Look for "violence" in each line of the entries, and return the matching lines.

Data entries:
· · · ·

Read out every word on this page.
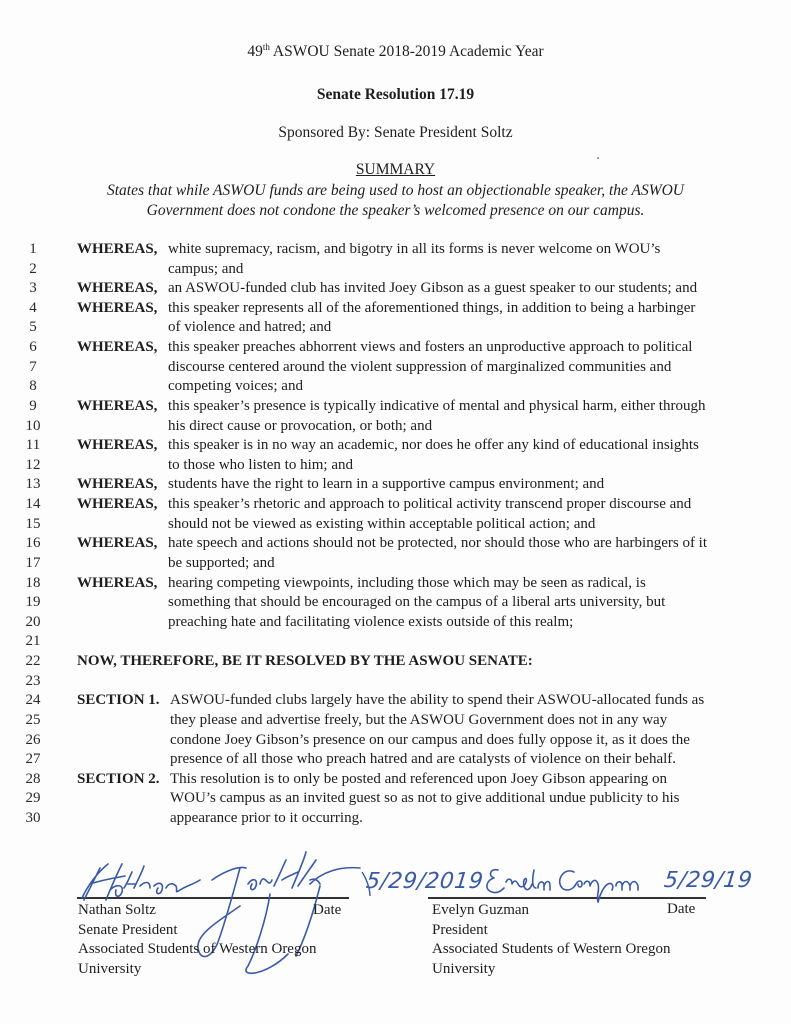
49th ASWOU Senate 2018-2019 Academic Year
Senate Resolution 17.19
Sponsored By: Senate President Soltz
SUMMARY
States that while ASWOU funds are being used to host an objectionable speaker, the ASWOU
Government does not condone the speaker’s welcomed presence on our campus.
1	WHEREAS, white supremacy, racism, and bigotry in all its forms is never welcome on WOU’s
2	campus; and
3	WHEREAS, an ASWOU-funded club has invited Joey Gibson as a guest speaker to our students; and
4	WHEREAS, this speaker represents all of the aforementioned things, in addition to being a harbinger
5	of violence and hatred; and
6	WHEREAS, this speaker preaches abhorrent views and fosters an unproductive approach to political
7	discourse centered around the violent suppression of marginalized communities and
8	competing voices; and
9	WHEREAS, this speaker’s presence is typically indicative of mental and physical harm, either through
10	his direct cause or provocation, or both; and
11 WHEREAS, this speaker is in no way an academic, nor does he offer any kind of educational insights
12	to those who listen to him; and
13 WHEREAS, students have the right to learn in a supportive campus environment; and
14 WHEREAS, this speaker’s rhetoric and approach to political activity transcend proper discourse and
15	should not be viewed as existing within acceptable political action; and
16 WHEREAS, hate speech and actions should not be protected, nor should those who are harbingers of it
17	be supported; and
18 WHEREAS, hearing competing viewpoints, including those which may be seen as radical, is
19	something that should be encouraged on the campus of a liberal arts university, but
20	preaching hate and facilitating violence exists outside of this realm;
21
22 NOW, THEREFORE, BE IT RESOLVED BY THE ASWOU SENATE:
23
24 SECTION 1. ASWOU-funded clubs largely have the ability to spend their ASWOU-allocated funds as
25	they please and advertise freely, but the ASWOU Government does not in any way
26	condone Joey Gibson’s presence on our campus and does fully oppose it, as it does the
27	presence of all those who preach hatred and are catalysts of violence on their behalf.
28 SECTION 2. This resolution is to only be posted and referenced upon Joey Gibson appearing on
29	WOU’s campus as an invited guest so as not to give additional undue publicity to his
30	appearance prior to it occurring.
5/29/2019	5/29/19
Nathan Soltz
Senate President
Associated Students of Western Oregon
University
Date	Evelyn Guzman
President
Associated Students of Western Oregon
University
Date
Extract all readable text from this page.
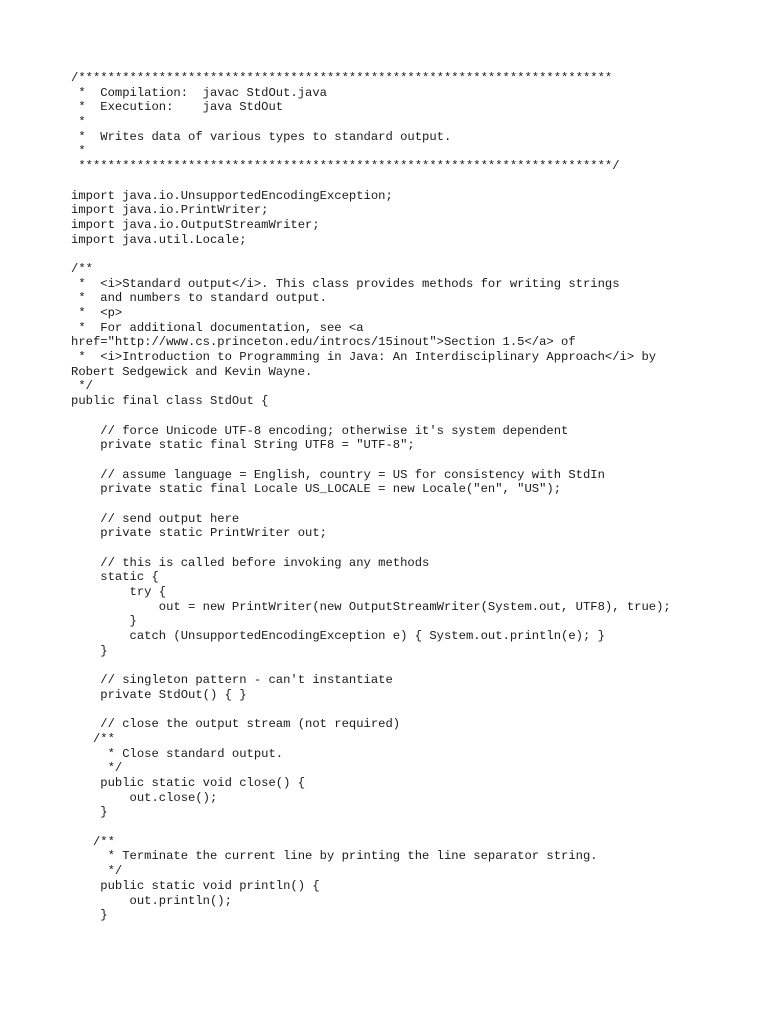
/*************************************************************************
*  Compilation:  javac StdOut.java
*  Execution:    java StdOut
*
*  Writes data of various types to standard output.
*
*************************************************************************/
import java.io.UnsupportedEncodingException;
import java.io.PrintWriter;
import java.io.OutputStreamWriter;
import java.util.Locale;
/**
*  <i>Standard output</i>. This class provides methods for writing strings
*  and numbers to standard output.
*  <p>
*  For additional documentation, see <a
href="http://www.cs.princeton.edu/introcs/15inout">Section 1.5</a> of
*  <i>Introduction to Programming in Java: An Interdisciplinary Approach</i> by
Robert Sedgewick and Kevin Wayne.
*/
public final class StdOut {
// force Unicode UTF-8 encoding; otherwise it's system dependent
private static final String UTF8 = "UTF-8";
// assume language = English, country = US for consistency with StdIn
private static final Locale US_LOCALE = new Locale("en", "US");
// send output here
private static PrintWriter out;
// this is called before invoking any methods
static {
try {
out = new PrintWriter(new OutputStreamWriter(System.out, UTF8), true);
}
catch (UnsupportedEncodingException e) { System.out.println(e); }
}
// singleton pattern - can't instantiate
private StdOut() { }
// close the output stream (not required)
/**
* Close standard output.
*/
public static void close() {
out.close();
}
/**
* Terminate the current line by printing the line separator string.
*/
public static void println() {
out.println();
}
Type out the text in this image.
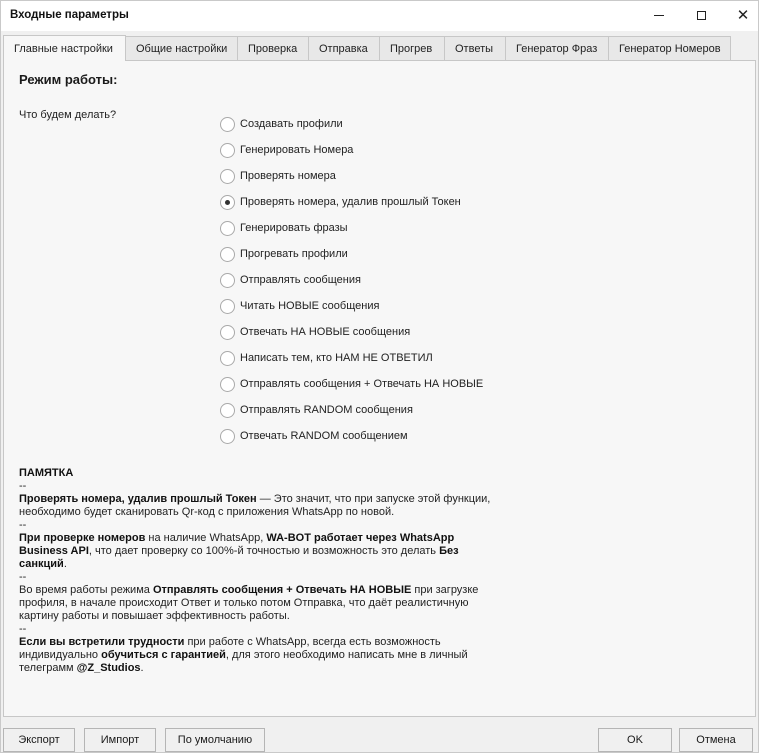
Входные параметры	✕
Главные настройки	Общие настройки	Проверка	Отправка	Прогрев	Ответы	Генератор Фраз	Генератор Номеров
Режим работы:
Что будем делать?
Создавать профили
Генерировать Номера
Проверять номера
Проверять номера, удалив прошлый Токен
Генерировать фразы
Прогревать профили
Отправлять сообщения
Читать НОВЫЕ сообщения
Отвечать НА НОВЫЕ сообщения
Написать тем, кто НАМ НЕ ОТВЕТИЛ
Отправлять сообщения + Отвечать НА НОВЫЕ
Отправлять RANDOM сообщения
Отвечать RANDOM сообщением

ПАМЯТКА

--

Проверять номера, удалив прошлый Токен — Это значит, что при запуске этой функции, необходимо будет сканировать Qr-код с приложения WhatsApp по новой.

--

При проверке номеров на наличие WhatsApp, WA-BOT работает через WhatsApp Business API, что дает проверку со 100%-й точностью и возможность это делать Без санкций.

--

Во время работы режима Отправлять сообщения + Отвечать НА НОВЫЕ при загрузке профиля, в начале происходит Ответ и только потом Отправка, что даёт реалистичную картину работы и повышает эффективность работы.

--

Если вы встретили трудности при работе с WhatsApp, всегда есть возможность индивидуально обучиться с гарантией, для этого необходимо написать мне в личный телеграмм @Z_Studios.

Экспорт	Импорт	По умолчанию	OK	Отмена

· · · ·

§ **Full response**:
5	of violence and hatred; and
20	preaching hate and facilitating violence exists outside of this realm;
27	presence of all those who preach hatred and are catalysts of violence on their behalf.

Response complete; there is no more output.